## Supplied data
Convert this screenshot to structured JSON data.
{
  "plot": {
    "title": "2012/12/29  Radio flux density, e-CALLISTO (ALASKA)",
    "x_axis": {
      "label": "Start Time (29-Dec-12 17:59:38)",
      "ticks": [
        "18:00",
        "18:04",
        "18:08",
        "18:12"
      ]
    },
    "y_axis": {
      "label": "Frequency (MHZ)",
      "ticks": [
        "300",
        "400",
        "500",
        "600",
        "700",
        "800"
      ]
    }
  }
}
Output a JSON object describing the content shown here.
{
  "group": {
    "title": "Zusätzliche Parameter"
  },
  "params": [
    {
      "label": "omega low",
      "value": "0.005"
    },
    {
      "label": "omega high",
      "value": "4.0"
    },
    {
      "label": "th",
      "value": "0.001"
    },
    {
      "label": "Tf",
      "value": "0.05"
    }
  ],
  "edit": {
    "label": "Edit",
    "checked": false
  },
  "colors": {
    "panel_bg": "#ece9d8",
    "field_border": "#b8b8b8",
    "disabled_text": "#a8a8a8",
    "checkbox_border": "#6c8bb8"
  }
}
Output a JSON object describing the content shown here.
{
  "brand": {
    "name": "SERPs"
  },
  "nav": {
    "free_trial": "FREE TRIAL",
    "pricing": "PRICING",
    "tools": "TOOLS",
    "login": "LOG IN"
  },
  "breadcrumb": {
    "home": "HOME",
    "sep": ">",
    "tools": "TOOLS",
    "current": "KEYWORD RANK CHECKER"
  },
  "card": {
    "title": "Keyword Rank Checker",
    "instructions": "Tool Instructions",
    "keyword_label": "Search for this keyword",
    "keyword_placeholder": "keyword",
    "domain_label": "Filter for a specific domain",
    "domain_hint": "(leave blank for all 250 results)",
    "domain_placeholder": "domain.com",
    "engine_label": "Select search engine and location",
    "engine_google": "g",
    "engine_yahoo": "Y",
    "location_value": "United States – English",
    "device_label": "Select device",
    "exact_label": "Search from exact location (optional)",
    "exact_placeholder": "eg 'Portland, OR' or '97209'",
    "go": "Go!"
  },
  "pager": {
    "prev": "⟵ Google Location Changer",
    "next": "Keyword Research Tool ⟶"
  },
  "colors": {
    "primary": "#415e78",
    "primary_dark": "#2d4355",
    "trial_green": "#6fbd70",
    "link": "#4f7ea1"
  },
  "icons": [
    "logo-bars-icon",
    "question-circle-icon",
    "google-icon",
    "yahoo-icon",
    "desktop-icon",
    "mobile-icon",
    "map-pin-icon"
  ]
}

## Task
Each entry must be reproduced verbatim.

## Output of the task
Convert this screenshot to structured JSON data.
{
  "plot": {
    "title": "2012/12/29  Radio flux density, e-CALLISTO (ALASKA)",
    "x_axis": {
      "label": "Start Time (29-Dec-12 17:59:38)",
      "ticks": [
        "18:00",
        "18:04",
        "18:08",
        "18:12"
      ]
    },
    "y_axis": {
      "label": "Frequency (MHZ)",
      "ticks": [
        "300",
        "400",
        "500",
        "600",
        "700",
        "800"
      ]
    }
  }
}
Output a JSON object describing the content shown here.
{
  "group": {
    "title": "Zusätzliche Parameter"
  },
  "params": [
    {
      "label": "omega low",
      "value": "0.005"
    },
    {
      "label": "omega high",
      "value": "4.0"
    },
    {
      "label": "th",
      "value": "0.001"
    },
    {
      "label": "Tf",
      "value": "0.05"
    }
  ],
  "edit": {
    "label": "Edit",
    "checked": false
  },
  "colors": {
    "panel_bg": "#ece9d8",
    "field_border": "#b8b8b8",
    "disabled_text": "#a8a8a8",
    "checkbox_border": "#6c8bb8"
  }
}
Output a JSON object describing the content shown here.
{
  "brand": {
    "name": "SERPs"
  },
  "nav": {
    "free_trial": "FREE TRIAL",
    "pricing": "PRICING",
    "tools": "TOOLS",
    "login": "LOG IN"
  },
  "breadcrumb": {
    "home": "HOME",
    "sep": ">",
    "tools": "TOOLS",
    "current": "KEYWORD RANK CHECKER"
  },
  "card": {
    "title": "Keyword Rank Checker",
    "instructions": "Tool Instructions",
    "keyword_label": "Search for this keyword",
    "keyword_placeholder": "keyword",
    "domain_label": "Filter for a specific domain",
    "domain_hint": "(leave blank for all 250 results)",
    "domain_placeholder": "domain.com",
    "engine_label": "Select search engine and location",
    "engine_google": "g",
    "engine_yahoo": "Y",
    "location_value": "United States – English",
    "device_label": "Select device",
    "exact_label": "Search from exact location (optional)",
    "exact_placeholder": "eg 'Portland, OR' or '97209'",
    "go": "Go!"
  },
  "pager": {
    "prev": "⟵ Google Location Changer",
    "next": "Keyword Research Tool ⟶"
  },
  "colors": {
    "primary": "#415e78",
    "primary_dark": "#2d4355",
    "trial_green": "#6fbd70",
    "link": "#4f7ea1"
  },
  "icons": [
    "logo-bars-icon",
    "question-circle-icon",
    "google-icon",
    "yahoo-icon",
    "desktop-icon",
    "mobile-icon",
    "map-pin-icon"
  ]
}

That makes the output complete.